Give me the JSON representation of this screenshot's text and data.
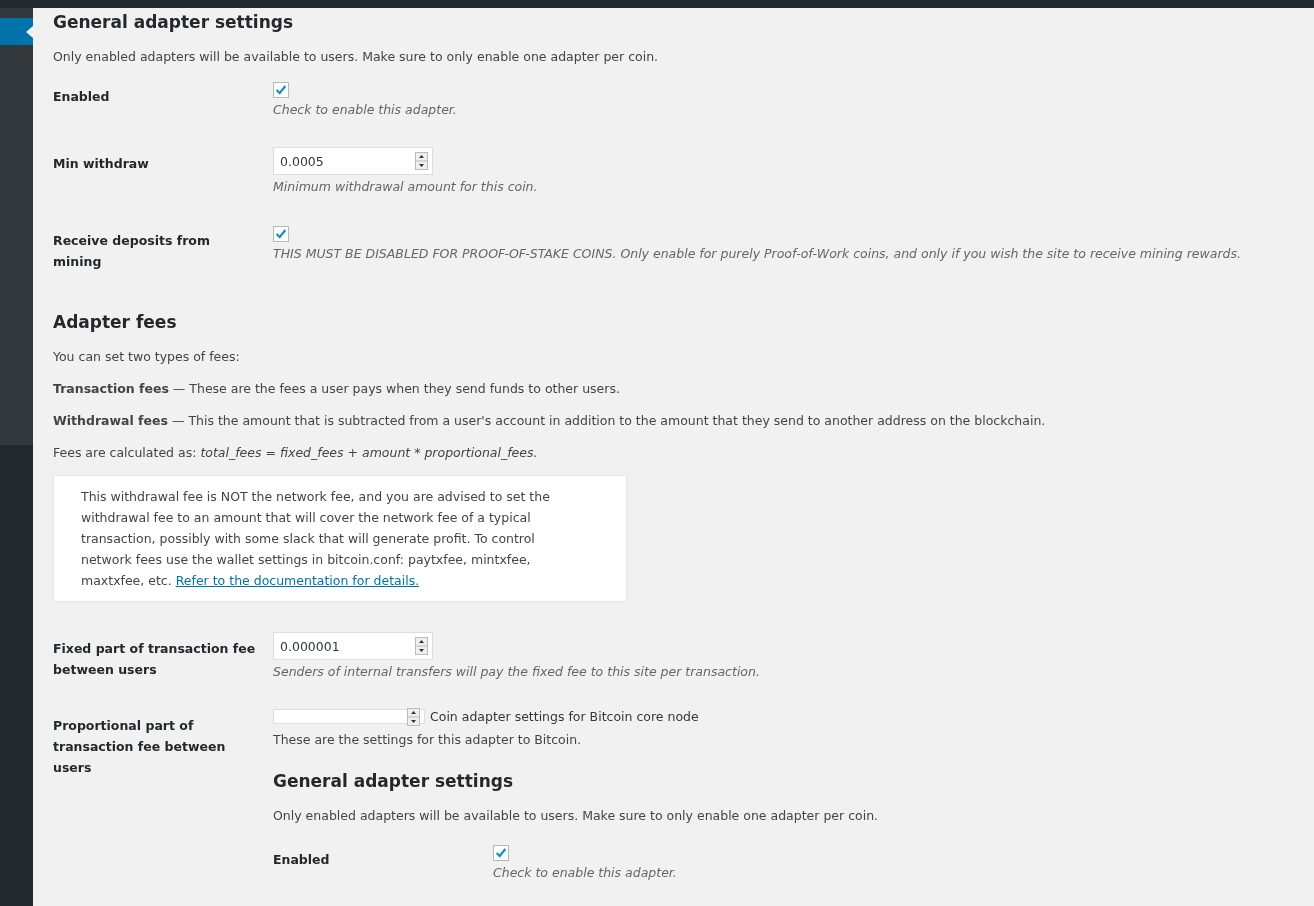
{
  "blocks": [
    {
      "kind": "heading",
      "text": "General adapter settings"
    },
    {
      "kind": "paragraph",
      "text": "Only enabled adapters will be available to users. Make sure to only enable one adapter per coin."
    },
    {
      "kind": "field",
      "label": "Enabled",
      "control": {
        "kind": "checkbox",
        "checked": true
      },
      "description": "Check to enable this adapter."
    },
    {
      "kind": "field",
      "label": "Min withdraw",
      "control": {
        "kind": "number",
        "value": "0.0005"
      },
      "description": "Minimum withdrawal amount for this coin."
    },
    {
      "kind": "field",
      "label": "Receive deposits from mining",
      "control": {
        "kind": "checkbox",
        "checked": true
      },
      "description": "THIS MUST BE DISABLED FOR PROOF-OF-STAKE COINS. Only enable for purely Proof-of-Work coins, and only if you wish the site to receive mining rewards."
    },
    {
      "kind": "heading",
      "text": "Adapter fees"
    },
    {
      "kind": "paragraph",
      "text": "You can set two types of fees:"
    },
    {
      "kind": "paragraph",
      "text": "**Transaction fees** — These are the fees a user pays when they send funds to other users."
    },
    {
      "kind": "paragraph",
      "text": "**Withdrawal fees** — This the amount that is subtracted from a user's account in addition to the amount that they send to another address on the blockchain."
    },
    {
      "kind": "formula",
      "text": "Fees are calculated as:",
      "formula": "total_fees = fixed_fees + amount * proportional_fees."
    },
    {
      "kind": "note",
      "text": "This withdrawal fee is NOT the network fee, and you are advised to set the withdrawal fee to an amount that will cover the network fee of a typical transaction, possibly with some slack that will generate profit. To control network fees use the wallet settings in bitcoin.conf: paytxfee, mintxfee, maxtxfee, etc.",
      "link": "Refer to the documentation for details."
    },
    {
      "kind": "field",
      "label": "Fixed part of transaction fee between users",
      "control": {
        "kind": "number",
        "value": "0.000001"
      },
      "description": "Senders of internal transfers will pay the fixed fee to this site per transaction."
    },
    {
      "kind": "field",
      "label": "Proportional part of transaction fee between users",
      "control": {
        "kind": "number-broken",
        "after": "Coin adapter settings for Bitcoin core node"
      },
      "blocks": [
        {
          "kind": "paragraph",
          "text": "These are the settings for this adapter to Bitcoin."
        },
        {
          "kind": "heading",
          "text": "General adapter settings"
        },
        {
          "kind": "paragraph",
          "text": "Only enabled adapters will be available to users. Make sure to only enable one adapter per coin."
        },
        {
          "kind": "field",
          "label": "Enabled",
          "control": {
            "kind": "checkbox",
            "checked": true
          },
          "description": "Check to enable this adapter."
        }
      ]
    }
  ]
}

==========

Write the entries above out in full, exactly, with no images.

EXERCISE OUTPUT
Give me the JSON representation of this screenshot's text and data.
{
  "blocks": [
    {
      "kind": "heading",
      "text": "General adapter settings"
    },
    {
      "kind": "paragraph",
      "text": "Only enabled adapters will be available to users. Make sure to only enable one adapter per coin."
    },
    {
      "kind": "field",
      "label": "Enabled",
      "control": {
        "kind": "checkbox",
        "checked": true
      },
      "description": "Check to enable this adapter."
    },
    {
      "kind": "field",
      "label": "Min withdraw",
      "control": {
        "kind": "number",
        "value": "0.0005"
      },
      "description": "Minimum withdrawal amount for this coin."
    },
    {
      "kind": "field",
      "label": "Receive deposits from mining",
      "control": {
        "kind": "checkbox",
        "checked": true
      },
      "description": "THIS MUST BE DISABLED FOR PROOF-OF-STAKE COINS. Only enable for purely Proof-of-Work coins, and only if you wish the site to receive mining rewards."
    },
    {
      "kind": "heading",
      "text": "Adapter fees"
    },
    {
      "kind": "paragraph",
      "text": "You can set two types of fees:"
    },
    {
      "kind": "paragraph",
      "text": "**Transaction fees** — These are the fees a user pays when they send funds to other users."
    },
    {
      "kind": "paragraph",
      "text": "**Withdrawal fees** — This the amount that is subtracted from a user's account in addition to the amount that they send to another address on the blockchain."
    },
    {
      "kind": "formula",
      "text": "Fees are calculated as:",
      "formula": "total_fees = fixed_fees + amount * proportional_fees."
    },
    {
      "kind": "note",
      "text": "This withdrawal fee is NOT the network fee, and you are advised to set the withdrawal fee to an amount that will cover the network fee of a typical transaction, possibly with some slack that will generate profit. To control network fees use the wallet settings in bitcoin.conf: paytxfee, mintxfee, maxtxfee, etc.",
      "link": "Refer to the documentation for details."
    },
    {
      "kind": "field",
      "label": "Fixed part of transaction fee between users",
      "control": {
        "kind": "number",
        "value": "0.000001"
      },
      "description": "Senders of internal transfers will pay the fixed fee to this site per transaction."
    },
    {
      "kind": "field",
      "label": "Proportional part of transaction fee between users",
      "control": {
        "kind": "number-broken",
        "after": "Coin adapter settings for Bitcoin core node"
      },
      "blocks": [
        {
          "kind": "paragraph",
          "text": "These are the settings for this adapter to Bitcoin."
        },
        {
          "kind": "heading",
          "text": "General adapter settings"
        },
        {
          "kind": "paragraph",
          "text": "Only enabled adapters will be available to users. Make sure to only enable one adapter per coin."
        },
        {
          "kind": "field",
          "label": "Enabled",
          "control": {
            "kind": "checkbox",
            "checked": true
          },
          "description": "Check to enable this adapter."
        }
      ]
    }
  ]
}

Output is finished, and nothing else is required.